§ **Task statement**: Scan the data below and pick out the lines containing the word "trend".

[Excerpted records start]

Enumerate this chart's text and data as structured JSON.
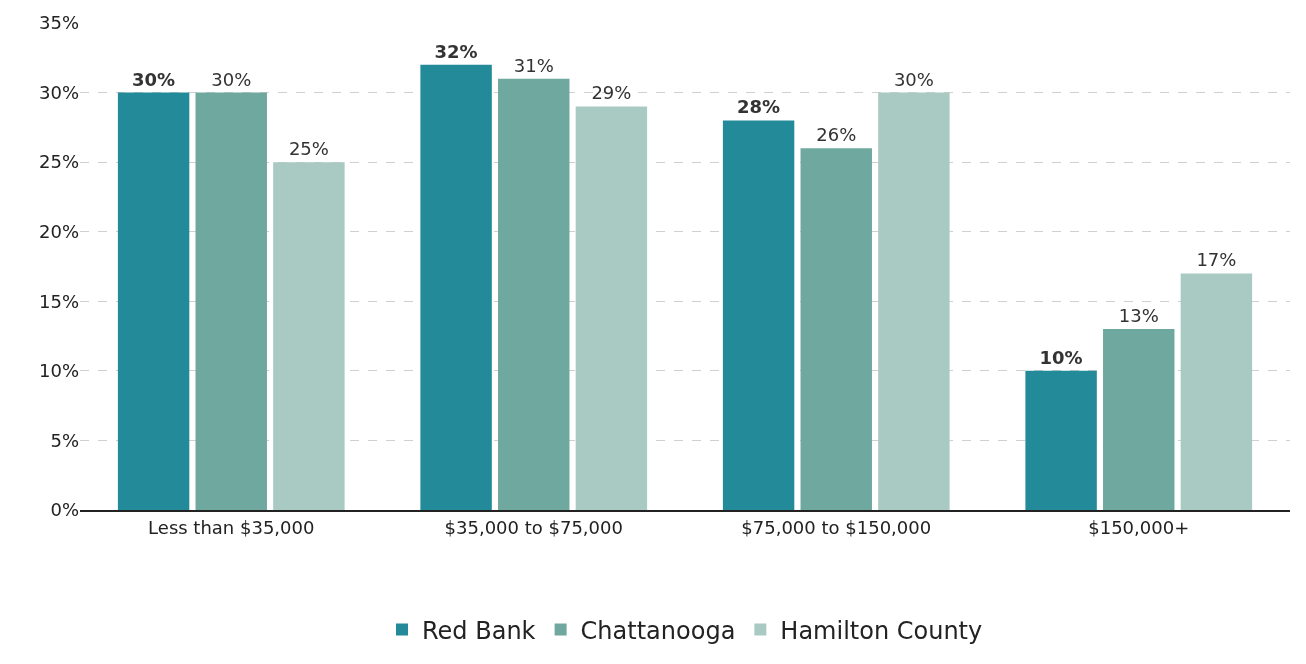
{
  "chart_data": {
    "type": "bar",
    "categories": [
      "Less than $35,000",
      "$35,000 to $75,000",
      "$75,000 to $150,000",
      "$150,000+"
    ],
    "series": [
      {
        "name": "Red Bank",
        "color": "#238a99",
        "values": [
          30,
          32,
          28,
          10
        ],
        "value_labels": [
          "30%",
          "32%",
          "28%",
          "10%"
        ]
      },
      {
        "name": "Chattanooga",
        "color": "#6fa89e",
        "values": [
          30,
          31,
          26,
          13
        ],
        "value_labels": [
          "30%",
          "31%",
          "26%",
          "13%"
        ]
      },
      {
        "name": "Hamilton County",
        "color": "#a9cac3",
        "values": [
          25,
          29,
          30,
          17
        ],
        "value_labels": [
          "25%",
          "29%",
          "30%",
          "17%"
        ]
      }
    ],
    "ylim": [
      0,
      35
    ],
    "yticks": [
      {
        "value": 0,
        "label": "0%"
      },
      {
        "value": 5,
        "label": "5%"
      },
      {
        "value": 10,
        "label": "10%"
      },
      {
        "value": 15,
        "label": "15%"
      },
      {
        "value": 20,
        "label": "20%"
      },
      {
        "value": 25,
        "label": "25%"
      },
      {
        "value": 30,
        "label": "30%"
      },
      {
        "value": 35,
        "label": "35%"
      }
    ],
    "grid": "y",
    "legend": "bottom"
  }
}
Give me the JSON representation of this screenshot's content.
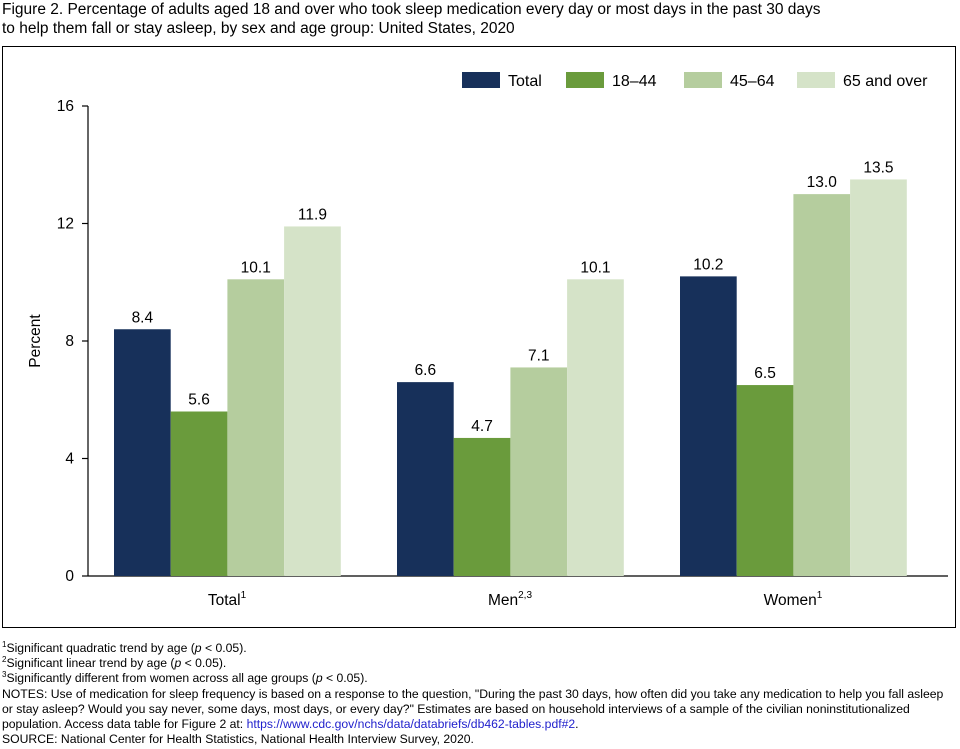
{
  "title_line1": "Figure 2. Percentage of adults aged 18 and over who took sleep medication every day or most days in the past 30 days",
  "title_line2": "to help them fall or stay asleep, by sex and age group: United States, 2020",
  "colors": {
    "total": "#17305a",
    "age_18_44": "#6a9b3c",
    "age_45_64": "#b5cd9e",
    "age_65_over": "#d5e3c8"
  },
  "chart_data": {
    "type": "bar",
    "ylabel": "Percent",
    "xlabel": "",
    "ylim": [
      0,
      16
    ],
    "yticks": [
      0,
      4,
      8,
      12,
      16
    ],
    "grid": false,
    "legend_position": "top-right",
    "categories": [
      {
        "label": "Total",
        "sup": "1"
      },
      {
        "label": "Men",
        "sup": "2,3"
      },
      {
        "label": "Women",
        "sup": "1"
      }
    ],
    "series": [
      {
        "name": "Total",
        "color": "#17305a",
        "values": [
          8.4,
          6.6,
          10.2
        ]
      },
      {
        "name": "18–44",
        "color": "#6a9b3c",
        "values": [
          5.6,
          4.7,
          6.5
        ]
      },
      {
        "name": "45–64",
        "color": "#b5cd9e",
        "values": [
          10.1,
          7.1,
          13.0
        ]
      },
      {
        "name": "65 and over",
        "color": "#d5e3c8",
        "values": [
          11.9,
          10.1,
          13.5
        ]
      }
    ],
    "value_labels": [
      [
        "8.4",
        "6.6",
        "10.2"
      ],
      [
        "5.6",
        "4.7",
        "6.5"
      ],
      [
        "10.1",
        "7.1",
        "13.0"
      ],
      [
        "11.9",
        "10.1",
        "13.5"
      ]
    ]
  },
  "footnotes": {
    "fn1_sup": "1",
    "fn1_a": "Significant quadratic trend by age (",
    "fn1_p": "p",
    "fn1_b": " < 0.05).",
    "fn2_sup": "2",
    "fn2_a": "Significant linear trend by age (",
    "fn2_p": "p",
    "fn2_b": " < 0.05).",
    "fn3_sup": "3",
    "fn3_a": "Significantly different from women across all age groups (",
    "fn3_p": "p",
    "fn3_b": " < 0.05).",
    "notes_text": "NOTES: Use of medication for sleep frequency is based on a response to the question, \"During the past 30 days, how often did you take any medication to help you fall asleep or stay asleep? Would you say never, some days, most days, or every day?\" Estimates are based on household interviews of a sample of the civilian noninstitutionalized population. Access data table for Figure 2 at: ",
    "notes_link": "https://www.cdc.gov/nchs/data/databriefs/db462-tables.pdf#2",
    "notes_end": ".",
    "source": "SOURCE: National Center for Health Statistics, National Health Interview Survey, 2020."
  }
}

[Excerpted records end]
[Excerpted records start]

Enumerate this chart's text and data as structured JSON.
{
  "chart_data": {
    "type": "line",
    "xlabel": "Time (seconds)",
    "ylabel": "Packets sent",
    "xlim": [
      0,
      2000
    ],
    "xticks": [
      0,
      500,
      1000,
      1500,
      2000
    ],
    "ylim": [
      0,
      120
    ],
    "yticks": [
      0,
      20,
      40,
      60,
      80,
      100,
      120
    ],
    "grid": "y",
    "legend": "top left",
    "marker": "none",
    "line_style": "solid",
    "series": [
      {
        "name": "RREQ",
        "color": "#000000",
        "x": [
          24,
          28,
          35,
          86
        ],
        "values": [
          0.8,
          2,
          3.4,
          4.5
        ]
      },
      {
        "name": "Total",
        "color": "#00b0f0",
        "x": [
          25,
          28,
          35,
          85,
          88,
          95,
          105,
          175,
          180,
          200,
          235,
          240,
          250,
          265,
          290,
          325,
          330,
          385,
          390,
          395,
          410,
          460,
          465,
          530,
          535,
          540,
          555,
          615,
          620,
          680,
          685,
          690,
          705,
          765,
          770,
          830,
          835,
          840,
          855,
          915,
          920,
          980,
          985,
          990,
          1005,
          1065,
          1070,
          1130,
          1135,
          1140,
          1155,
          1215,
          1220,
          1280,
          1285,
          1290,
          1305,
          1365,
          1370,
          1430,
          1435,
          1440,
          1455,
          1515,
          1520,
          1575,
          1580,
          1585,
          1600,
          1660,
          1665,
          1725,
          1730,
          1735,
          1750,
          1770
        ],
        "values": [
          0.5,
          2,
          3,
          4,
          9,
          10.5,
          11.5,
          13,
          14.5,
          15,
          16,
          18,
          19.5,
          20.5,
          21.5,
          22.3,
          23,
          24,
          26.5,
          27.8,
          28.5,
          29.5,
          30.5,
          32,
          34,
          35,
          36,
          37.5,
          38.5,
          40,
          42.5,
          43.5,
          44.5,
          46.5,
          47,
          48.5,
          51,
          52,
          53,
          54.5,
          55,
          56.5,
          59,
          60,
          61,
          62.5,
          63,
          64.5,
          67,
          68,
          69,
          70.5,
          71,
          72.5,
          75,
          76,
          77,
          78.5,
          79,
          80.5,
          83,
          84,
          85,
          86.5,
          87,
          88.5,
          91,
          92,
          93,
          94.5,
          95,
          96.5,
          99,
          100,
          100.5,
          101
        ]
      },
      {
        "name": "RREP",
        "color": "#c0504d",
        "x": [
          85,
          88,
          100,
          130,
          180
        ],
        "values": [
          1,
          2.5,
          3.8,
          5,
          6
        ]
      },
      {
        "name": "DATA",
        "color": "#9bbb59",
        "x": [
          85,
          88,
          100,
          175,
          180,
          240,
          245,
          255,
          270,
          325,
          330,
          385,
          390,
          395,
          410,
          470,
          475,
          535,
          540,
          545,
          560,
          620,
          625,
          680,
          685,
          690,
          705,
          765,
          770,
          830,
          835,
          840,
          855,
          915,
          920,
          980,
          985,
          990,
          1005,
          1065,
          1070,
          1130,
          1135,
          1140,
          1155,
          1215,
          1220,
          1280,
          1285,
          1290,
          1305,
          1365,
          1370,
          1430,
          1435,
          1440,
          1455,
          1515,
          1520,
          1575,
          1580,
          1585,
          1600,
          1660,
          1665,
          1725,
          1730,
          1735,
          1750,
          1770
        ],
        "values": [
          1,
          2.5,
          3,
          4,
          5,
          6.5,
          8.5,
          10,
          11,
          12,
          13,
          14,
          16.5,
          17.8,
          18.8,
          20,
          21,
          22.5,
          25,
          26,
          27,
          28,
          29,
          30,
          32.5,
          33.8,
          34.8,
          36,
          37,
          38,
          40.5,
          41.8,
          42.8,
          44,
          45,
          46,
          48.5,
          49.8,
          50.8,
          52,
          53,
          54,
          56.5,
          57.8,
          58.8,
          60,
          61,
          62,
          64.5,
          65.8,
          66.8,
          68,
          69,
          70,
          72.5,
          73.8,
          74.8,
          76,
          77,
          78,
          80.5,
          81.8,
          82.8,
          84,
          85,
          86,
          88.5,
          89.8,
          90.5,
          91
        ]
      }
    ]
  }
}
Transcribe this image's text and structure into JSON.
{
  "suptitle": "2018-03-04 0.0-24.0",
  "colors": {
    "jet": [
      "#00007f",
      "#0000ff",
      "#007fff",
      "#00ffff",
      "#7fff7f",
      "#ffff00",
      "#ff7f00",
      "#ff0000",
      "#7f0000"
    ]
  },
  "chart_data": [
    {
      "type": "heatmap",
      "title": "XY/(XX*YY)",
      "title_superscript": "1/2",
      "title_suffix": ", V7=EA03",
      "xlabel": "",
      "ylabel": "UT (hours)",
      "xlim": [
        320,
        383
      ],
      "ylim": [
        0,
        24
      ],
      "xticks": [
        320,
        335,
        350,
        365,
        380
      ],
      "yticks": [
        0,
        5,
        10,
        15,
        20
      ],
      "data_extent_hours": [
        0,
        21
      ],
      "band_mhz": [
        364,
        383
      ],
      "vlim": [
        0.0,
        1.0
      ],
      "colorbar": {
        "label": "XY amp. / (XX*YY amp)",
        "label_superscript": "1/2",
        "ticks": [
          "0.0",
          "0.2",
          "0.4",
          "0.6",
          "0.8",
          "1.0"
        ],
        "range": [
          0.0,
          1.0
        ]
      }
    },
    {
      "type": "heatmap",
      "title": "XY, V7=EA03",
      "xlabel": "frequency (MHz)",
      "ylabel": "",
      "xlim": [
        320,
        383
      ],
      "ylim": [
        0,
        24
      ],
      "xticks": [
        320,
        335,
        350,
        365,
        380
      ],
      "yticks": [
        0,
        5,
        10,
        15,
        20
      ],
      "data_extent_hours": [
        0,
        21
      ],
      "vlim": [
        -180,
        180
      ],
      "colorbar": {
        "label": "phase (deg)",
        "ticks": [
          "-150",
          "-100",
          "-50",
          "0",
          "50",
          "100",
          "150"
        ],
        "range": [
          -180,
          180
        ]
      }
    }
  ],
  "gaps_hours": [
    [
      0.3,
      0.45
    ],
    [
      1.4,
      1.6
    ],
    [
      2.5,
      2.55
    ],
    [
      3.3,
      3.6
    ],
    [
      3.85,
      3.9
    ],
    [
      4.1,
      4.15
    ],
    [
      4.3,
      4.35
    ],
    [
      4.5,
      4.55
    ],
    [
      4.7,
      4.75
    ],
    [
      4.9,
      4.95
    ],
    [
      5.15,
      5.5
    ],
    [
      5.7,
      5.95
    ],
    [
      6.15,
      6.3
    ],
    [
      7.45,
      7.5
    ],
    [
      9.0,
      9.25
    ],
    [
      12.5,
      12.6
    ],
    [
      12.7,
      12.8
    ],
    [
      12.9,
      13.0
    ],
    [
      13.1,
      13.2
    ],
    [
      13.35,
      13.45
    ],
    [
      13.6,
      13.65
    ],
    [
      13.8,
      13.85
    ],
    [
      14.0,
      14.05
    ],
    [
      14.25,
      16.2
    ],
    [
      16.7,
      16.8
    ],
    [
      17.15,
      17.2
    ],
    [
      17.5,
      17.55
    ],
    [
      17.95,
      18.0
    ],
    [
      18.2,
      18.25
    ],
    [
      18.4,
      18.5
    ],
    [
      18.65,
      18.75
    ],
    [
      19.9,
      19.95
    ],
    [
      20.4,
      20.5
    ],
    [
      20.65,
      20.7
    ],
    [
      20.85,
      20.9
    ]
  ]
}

[Excerpted records end]

§ **Result**:
    "fn1_a": "Significant quadratic trend by age (",
    "fn2_a": "Significant linear trend by age (",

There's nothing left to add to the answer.